GOALS |
1. Summarize the post on pride in two sentences.
2. Set down word for word the passage of the post on pride between "Are you always aware" and "who is on top?", inclusive.

READING PASSAGE |

=-=-=-=-=

Saturday, January 24, 2009

Pride

Stop. Think. Reflect.

Do you compare yourself with others? Are you a scorekeeper... consciously, perhaps unconsciously?

Do you hate to lose? Do you see losing as failure?
Are you always aware of your image - literally and figuratively and looking to be in the "best light."

Do you hate to look bad and berate people who affect your perceived image negatively?

Are you always looking to see who is on top?

Are you always looking to be rewarded? Do you hunger for recognition?

Are you always on the lookout for conspiracies? Do you buy in and support conspiracy theories?

Do you need to be in control? Do you have mirco-manager tendencies?

Do you have a Teflon coating? In other words, does fault never stick to you?

How does pride affect your ability to lead?

Do you lead with humility or do you lead with pride? What is the difference? Which enhances leadership and which hurts leadership?

Pride in These Times

Our culture is highly competitive. While competition can be healthy, pride can make competition unhealthy. Consider the paradox, competition breeds pride. Pride can destroy good sportsmanship. Aren't those asterisks after well known athlete's records related to pride? Aren't those well known disgraced business leaders and politician's downfalls connected to pride? How is pride affecting your relationships at home, at work, in your community and in the world?

I remember playing racquetball with a highly competitive individual lacking experience to play at my level. The longer we played the worse he played because his pride kept him from learning skills, techniques and rhythms of good play. Instead of failing forward, learning from mistakes, he fell backwards. It became painful to play with him. Immediately after we played, he wanted a rematch as soon as possible!

=-=-=-=-=

RECORDS SHOWN |
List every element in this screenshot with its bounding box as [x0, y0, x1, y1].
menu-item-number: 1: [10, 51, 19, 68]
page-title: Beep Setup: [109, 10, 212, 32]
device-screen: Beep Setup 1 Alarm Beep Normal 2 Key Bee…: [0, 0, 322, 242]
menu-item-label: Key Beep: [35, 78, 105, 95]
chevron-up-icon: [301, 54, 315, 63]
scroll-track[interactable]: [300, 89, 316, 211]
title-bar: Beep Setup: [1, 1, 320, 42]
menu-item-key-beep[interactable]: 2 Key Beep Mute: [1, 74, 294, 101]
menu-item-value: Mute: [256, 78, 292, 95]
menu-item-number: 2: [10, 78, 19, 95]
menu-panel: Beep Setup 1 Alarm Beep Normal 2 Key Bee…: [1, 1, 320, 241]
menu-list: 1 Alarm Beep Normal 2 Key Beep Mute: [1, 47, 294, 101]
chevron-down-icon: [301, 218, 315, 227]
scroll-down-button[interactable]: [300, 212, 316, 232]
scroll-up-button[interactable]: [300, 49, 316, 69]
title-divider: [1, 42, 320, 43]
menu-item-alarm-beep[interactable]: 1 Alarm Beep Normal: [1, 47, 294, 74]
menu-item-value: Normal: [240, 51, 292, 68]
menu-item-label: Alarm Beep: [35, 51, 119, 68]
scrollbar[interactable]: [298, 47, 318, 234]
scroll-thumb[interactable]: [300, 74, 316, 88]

=-=-=-=-=

FULL ANSWERS |
1. The post on pride asks readers a series of questions: whether they compare themselves with others, hate to lose, need to be in control, and never let fault stick to them, and how pride affects their ability to lead. It contends that pride can make competition in a highly competitive culture unhealthy and destroy good sportsmanship, and it describes a racquetball opponent whose pride kept him from learning skills and made him play worse the longer the game went on.

2.
Are you always aware of your image - literally and figuratively and looking to be in the "best light."

Do you hate to look bad and berate people who affect your perceived image negatively?

Are you always looking to see who is on top?